Items from a figure collection:
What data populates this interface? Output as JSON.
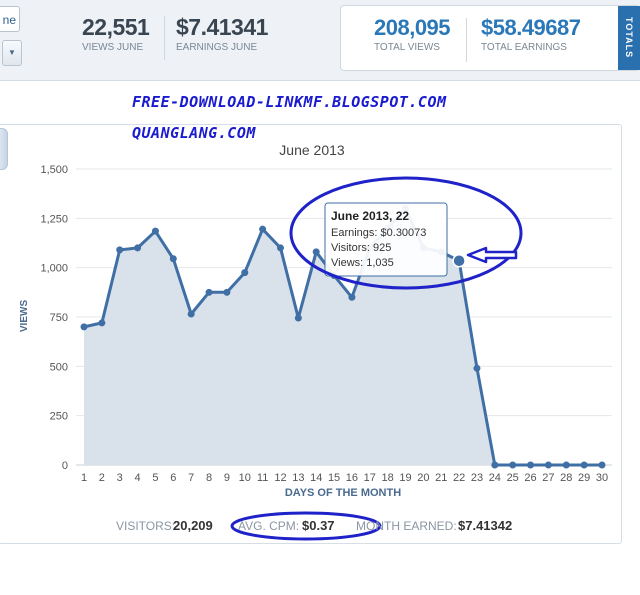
{
  "header": {
    "period_label": "ne",
    "views_june": "22,551",
    "views_june_label": "VIEWS JUNE",
    "earnings_june": "$7.41341",
    "earnings_june_label": "EARNINGS JUNE",
    "total_views": "208,095",
    "total_views_label": "TOTAL VIEWS",
    "total_earnings": "$58.49687",
    "total_earnings_label": "TOTAL EARNINGS",
    "totals_tab": "TOTALS"
  },
  "watermarks": [
    "FREE-DOWNLOAD-LINKMF.BLOGSPOT.COM",
    "QUANGLANG.COM"
  ],
  "tooltip": {
    "title": "June 2013, 22",
    "earnings": "Earnings: $0.30073",
    "visitors": "Visitors: 925",
    "views": "Views: 1,035"
  },
  "footer": {
    "visitors_label": "VISITORS:",
    "visitors_value": "20,209",
    "cpm_label": "AVG. CPM:",
    "cpm_value": "$0.37",
    "month_label": "MONTH EARNED:",
    "month_value": "$7.41342"
  },
  "colors": {
    "series": "#3f6fa5",
    "fill": "#d9e1eb",
    "annotation": "#1f22c8",
    "tooltip_border": "#3f6fa5"
  },
  "chart_data": {
    "type": "area",
    "title": "June 2013",
    "xlabel": "DAYS OF THE MONTH",
    "ylabel": "VIEWS",
    "ylim": [
      0,
      1500
    ],
    "yticks": [
      "0",
      "250",
      "500",
      "750",
      "1,000",
      "1,250",
      "1,500"
    ],
    "ytick_values": [
      0,
      250,
      500,
      750,
      1000,
      1250,
      1500
    ],
    "grid": true,
    "x": [
      1,
      2,
      3,
      4,
      5,
      6,
      7,
      8,
      9,
      10,
      11,
      12,
      13,
      14,
      15,
      16,
      17,
      18,
      19,
      20,
      21,
      22,
      23,
      24,
      25,
      26,
      27,
      28,
      29,
      30
    ],
    "series": [
      {
        "values": [
          700,
          720,
          1090,
          1100,
          1185,
          1045,
          765,
          875,
          875,
          975,
          1195,
          1100,
          745,
          1080,
          960,
          850,
          1100,
          1200,
          1300,
          1100,
          1080,
          1035,
          490,
          0,
          0,
          0,
          0,
          0,
          0,
          0
        ]
      }
    ],
    "highlighted_x": 22
  }
}
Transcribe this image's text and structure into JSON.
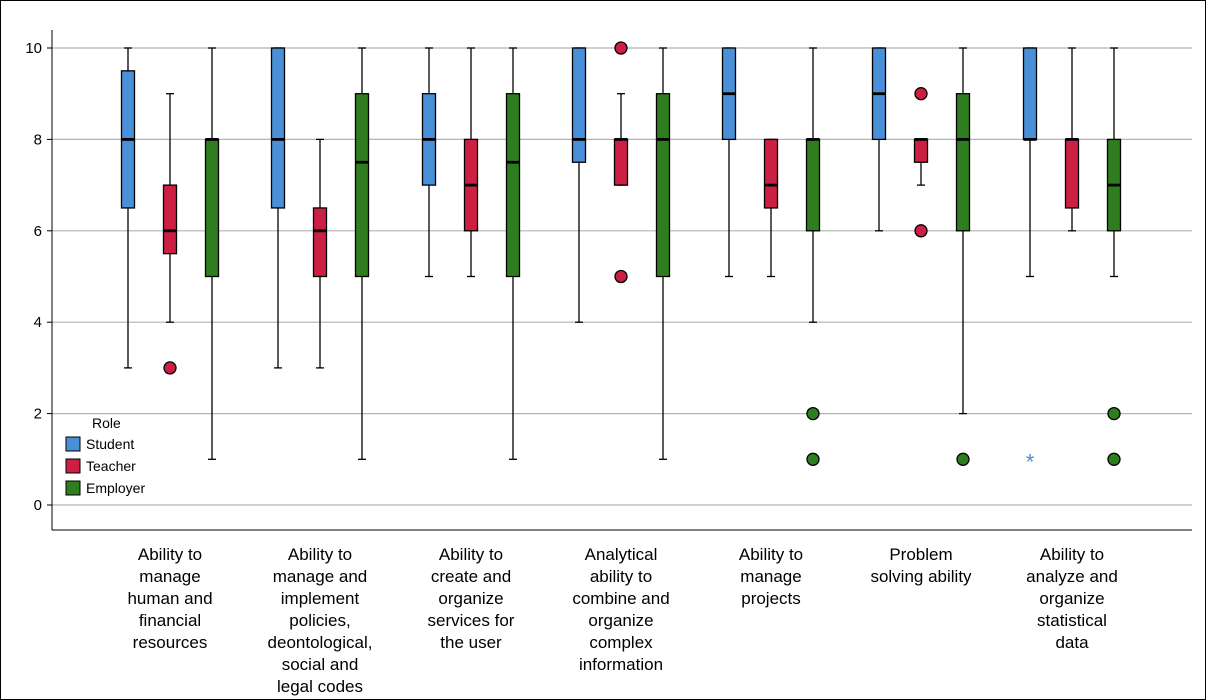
{
  "chart_data": {
    "type": "boxplot",
    "title": "",
    "xlabel": "",
    "ylabel": "",
    "ylim": [
      0,
      10
    ],
    "yticks": [
      0,
      2,
      4,
      6,
      8,
      10
    ],
    "grid": true,
    "legend": {
      "title": "Role",
      "placement": "bottom-left",
      "entries": [
        "Student",
        "Teacher",
        "Employer"
      ]
    },
    "colors": {
      "Student": "#4a90d9",
      "Teacher": "#cc1f44",
      "Employer": "#2e7d1e"
    },
    "categories": [
      "Ability to manage human and financial resources",
      "Ability to manage and implement policies, deontological, social and legal codes",
      "Ability to create and organize services for the user",
      "Analytical ability to combine and organize complex information",
      "Ability to manage projects",
      "Problem solving ability",
      "Ability to analyze and organize statistical data"
    ],
    "category_lines": [
      [
        "Ability to",
        "manage",
        "human and",
        "financial",
        "resources"
      ],
      [
        "Ability to",
        "manage and",
        "implement",
        "policies,",
        "deontological,",
        "social and",
        "legal codes"
      ],
      [
        "Ability to",
        "create and",
        "organize",
        "services for",
        "the user"
      ],
      [
        "Analytical",
        "ability to",
        "combine and",
        "organize",
        "complex",
        "information"
      ],
      [
        "Ability to",
        "manage",
        "projects"
      ],
      [
        "Problem",
        "solving ability"
      ],
      [
        "Ability to",
        "analyze and",
        "organize",
        "statistical",
        "data"
      ]
    ],
    "series": [
      {
        "name": "Student",
        "boxes": [
          {
            "min": 3,
            "q1": 6.5,
            "median": 8,
            "q3": 9.5,
            "max": 10,
            "outliers": [],
            "extremes": []
          },
          {
            "min": 3,
            "q1": 6.5,
            "median": 8,
            "q3": 10,
            "max": 10,
            "outliers": [],
            "extremes": []
          },
          {
            "min": 5,
            "q1": 7,
            "median": 8,
            "q3": 9,
            "max": 10,
            "outliers": [],
            "extremes": []
          },
          {
            "min": 4,
            "q1": 7.5,
            "median": 8,
            "q3": 10,
            "max": 10,
            "outliers": [],
            "extremes": []
          },
          {
            "min": 5,
            "q1": 8,
            "median": 9,
            "q3": 10,
            "max": 10,
            "outliers": [],
            "extremes": []
          },
          {
            "min": 6,
            "q1": 8,
            "median": 9,
            "q3": 10,
            "max": 10,
            "outliers": [],
            "extremes": []
          },
          {
            "min": 5,
            "q1": 8,
            "median": 8,
            "q3": 10,
            "max": 10,
            "outliers": [],
            "extremes": [
              1
            ]
          }
        ]
      },
      {
        "name": "Teacher",
        "boxes": [
          {
            "min": 4,
            "q1": 5.5,
            "median": 6,
            "q3": 7,
            "max": 9,
            "outliers": [
              3
            ],
            "extremes": []
          },
          {
            "min": 3,
            "q1": 5,
            "median": 6,
            "q3": 6.5,
            "max": 8,
            "outliers": [],
            "extremes": []
          },
          {
            "min": 5,
            "q1": 6,
            "median": 7,
            "q3": 8,
            "max": 10,
            "outliers": [],
            "extremes": []
          },
          {
            "min": 7,
            "q1": 7,
            "median": 8,
            "q3": 8,
            "max": 9,
            "outliers": [
              10,
              5
            ],
            "extremes": []
          },
          {
            "min": 5,
            "q1": 6.5,
            "median": 7,
            "q3": 8,
            "max": 8,
            "outliers": [],
            "extremes": []
          },
          {
            "min": 7,
            "q1": 7.5,
            "median": 8,
            "q3": 8,
            "max": 8,
            "outliers": [
              9,
              6
            ],
            "extremes": []
          },
          {
            "min": 6,
            "q1": 6.5,
            "median": 8,
            "q3": 8,
            "max": 10,
            "outliers": [],
            "extremes": []
          }
        ]
      },
      {
        "name": "Employer",
        "boxes": [
          {
            "min": 1,
            "q1": 5,
            "median": 8,
            "q3": 8,
            "max": 10,
            "outliers": [],
            "extremes": []
          },
          {
            "min": 1,
            "q1": 5,
            "median": 7.5,
            "q3": 9,
            "max": 10,
            "outliers": [],
            "extremes": []
          },
          {
            "min": 1,
            "q1": 5,
            "median": 7.5,
            "q3": 9,
            "max": 10,
            "outliers": [],
            "extremes": []
          },
          {
            "min": 1,
            "q1": 5,
            "median": 8,
            "q3": 9,
            "max": 10,
            "outliers": [],
            "extremes": []
          },
          {
            "min": 4,
            "q1": 6,
            "median": 8,
            "q3": 8,
            "max": 10,
            "outliers": [
              2,
              1
            ],
            "extremes": []
          },
          {
            "min": 2,
            "q1": 6,
            "median": 8,
            "q3": 9,
            "max": 10,
            "outliers": [
              1
            ],
            "extremes": []
          },
          {
            "min": 5,
            "q1": 6,
            "median": 7,
            "q3": 8,
            "max": 10,
            "outliers": [
              2,
              1
            ],
            "extremes": []
          }
        ]
      }
    ]
  }
}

EXERCISE:
In the listing, find all lines with the string "resources" and copy them.

WRITTEN RESPONSE:
      "Ability to manage human and financial resources",
        "resources"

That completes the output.